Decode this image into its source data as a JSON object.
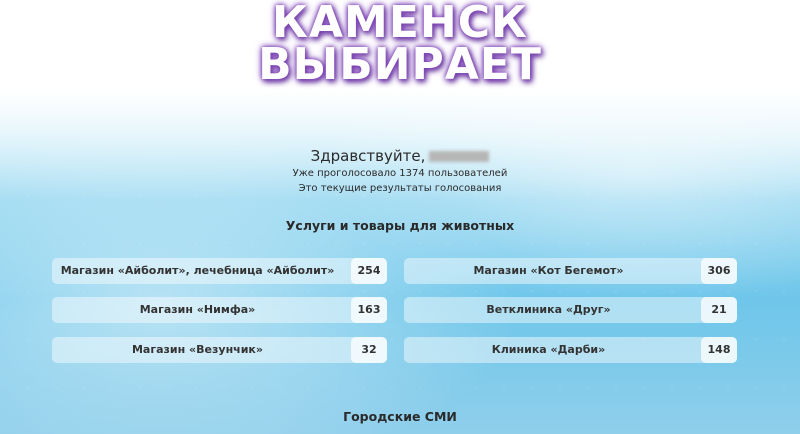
{
  "logo": {
    "line1": "КАМЕНСК",
    "line2": "ВЫБИРАЕТ"
  },
  "greeting": "Здравствуйте,",
  "voted_text": "Уже проголосовало 1374 пользователей",
  "results_text": "Это текущие результаты голосования",
  "category": "Услуги и товары для животных",
  "items": [
    {
      "name": "Магазин «Айболит», лечебница «Айболит»",
      "votes": "254"
    },
    {
      "name": "Магазин «Кот Бегемот»",
      "votes": "306"
    },
    {
      "name": "Магазин «Нимфа»",
      "votes": "163"
    },
    {
      "name": "Ветклиника «Друг»",
      "votes": "21"
    },
    {
      "name": "Магазин «Везунчик»",
      "votes": "32"
    },
    {
      "name": "Клиника «Дарби»",
      "votes": "148"
    }
  ],
  "next_category": "Городские СМИ"
}
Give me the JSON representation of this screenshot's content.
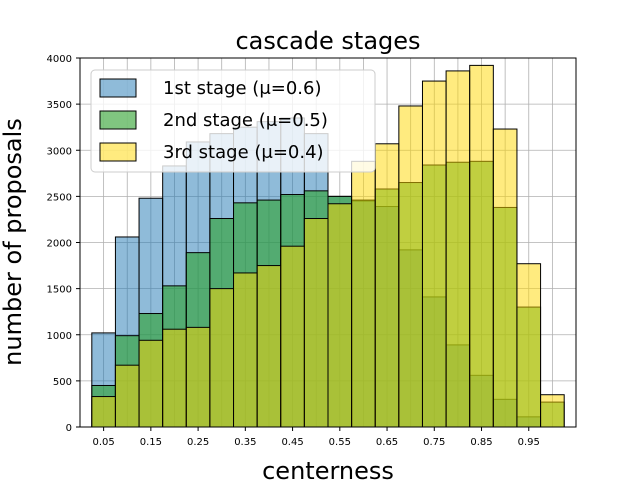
{
  "chart_data": {
    "type": "bar",
    "title": "cascade stages",
    "xlabel": "centerness",
    "ylabel": "number of proposals",
    "ylim": [
      0,
      4000
    ],
    "xlim": [
      0.0,
      1.05
    ],
    "bin_width": 0.05,
    "x": [
      0.05,
      0.1,
      0.15,
      0.2,
      0.25,
      0.3,
      0.35,
      0.4,
      0.45,
      0.5,
      0.55,
      0.6,
      0.65,
      0.7,
      0.75,
      0.8,
      0.85,
      0.9,
      0.95,
      1.0
    ],
    "x_ticks": [
      "0.05",
      "0.15",
      "0.25",
      "0.35",
      "0.45",
      "0.55",
      "0.65",
      "0.75",
      "0.85",
      "0.95"
    ],
    "x_tick_values": [
      0.05,
      0.15,
      0.25,
      0.35,
      0.45,
      0.55,
      0.65,
      0.75,
      0.85,
      0.95
    ],
    "y_ticks": [
      0,
      500,
      1000,
      1500,
      2000,
      2500,
      3000,
      3500,
      4000
    ],
    "grid": true,
    "legend_position": "top-left",
    "series": [
      {
        "name": "1st stage (μ=0.6)",
        "color": "#1f77b4",
        "alpha": 0.5,
        "values": [
          1020,
          2060,
          2480,
          2830,
          3090,
          3180,
          3250,
          3310,
          3350,
          3180,
          2500,
          2450,
          2390,
          1920,
          1410,
          890,
          560,
          300,
          110,
          0
        ]
      },
      {
        "name": "2nd stage (μ=0.5)",
        "color": "#2ca02c",
        "alpha": 0.6,
        "values": [
          450,
          990,
          1230,
          1530,
          1890,
          2260,
          2430,
          2460,
          2520,
          2560,
          2500,
          2460,
          2580,
          2650,
          2840,
          2870,
          2880,
          2380,
          1300,
          270
        ]
      },
      {
        "name": "3rd stage (μ=0.4)",
        "color": "#ffd700",
        "alpha": 0.5,
        "values": [
          330,
          670,
          940,
          1060,
          1080,
          1500,
          1670,
          1750,
          1960,
          2260,
          2420,
          2880,
          3070,
          3480,
          3750,
          3860,
          3920,
          3230,
          1770,
          350
        ]
      }
    ]
  }
}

- - - -

• GOAL:
Give back the whole listing as it stands, minus its pictures.

• RESPONSE:
Decode this image into its source data as a JSON object.
{
  "logo": {
    "line1": "КАМЕНСК",
    "line2": "ВЫБИРАЕТ"
  },
  "greeting": "Здравствуйте,",
  "voted_text": "Уже проголосовало 1374 пользователей",
  "results_text": "Это текущие результаты голосования",
  "category": "Услуги и товары для животных",
  "items": [
    {
      "name": "Магазин «Айболит», лечебница «Айболит»",
      "votes": "254"
    },
    {
      "name": "Магазин «Кот Бегемот»",
      "votes": "306"
    },
    {
      "name": "Магазин «Нимфа»",
      "votes": "163"
    },
    {
      "name": "Ветклиника «Друг»",
      "votes": "21"
    },
    {
      "name": "Магазин «Везунчик»",
      "votes": "32"
    },
    {
      "name": "Клиника «Дарби»",
      "votes": "148"
    }
  ],
  "next_category": "Городские СМИ"
}
Give me the JSON representation of this screenshot's content.
{
  "chart_data": {
    "type": "bar",
    "title": "cascade stages",
    "xlabel": "centerness",
    "ylabel": "number of proposals",
    "ylim": [
      0,
      4000
    ],
    "xlim": [
      0.0,
      1.05
    ],
    "bin_width": 0.05,
    "x": [
      0.05,
      0.1,
      0.15,
      0.2,
      0.25,
      0.3,
      0.35,
      0.4,
      0.45,
      0.5,
      0.55,
      0.6,
      0.65,
      0.7,
      0.75,
      0.8,
      0.85,
      0.9,
      0.95,
      1.0
    ],
    "x_ticks": [
      "0.05",
      "0.15",
      "0.25",
      "0.35",
      "0.45",
      "0.55",
      "0.65",
      "0.75",
      "0.85",
      "0.95"
    ],
    "x_tick_values": [
      0.05,
      0.15,
      0.25,
      0.35,
      0.45,
      0.55,
      0.65,
      0.75,
      0.85,
      0.95
    ],
    "y_ticks": [
      0,
      500,
      1000,
      1500,
      2000,
      2500,
      3000,
      3500,
      4000
    ],
    "grid": true,
    "legend_position": "top-left",
    "series": [
      {
        "name": "1st stage (μ=0.6)",
        "color": "#1f77b4",
        "alpha": 0.5,
        "values": [
          1020,
          2060,
          2480,
          2830,
          3090,
          3180,
          3250,
          3310,
          3350,
          3180,
          2500,
          2450,
          2390,
          1920,
          1410,
          890,
          560,
          300,
          110,
          0
        ]
      },
      {
        "name": "2nd stage (μ=0.5)",
        "color": "#2ca02c",
        "alpha": 0.6,
        "values": [
          450,
          990,
          1230,
          1530,
          1890,
          2260,
          2430,
          2460,
          2520,
          2560,
          2500,
          2460,
          2580,
          2650,
          2840,
          2870,
          2880,
          2380,
          1300,
          270
        ]
      },
      {
        "name": "3rd stage (μ=0.4)",
        "color": "#ffd700",
        "alpha": 0.5,
        "values": [
          330,
          670,
          940,
          1060,
          1080,
          1500,
          1670,
          1750,
          1960,
          2260,
          2420,
          2880,
          3070,
          3480,
          3750,
          3860,
          3920,
          3230,
          1770,
          350
        ]
      }
    ]
  }
}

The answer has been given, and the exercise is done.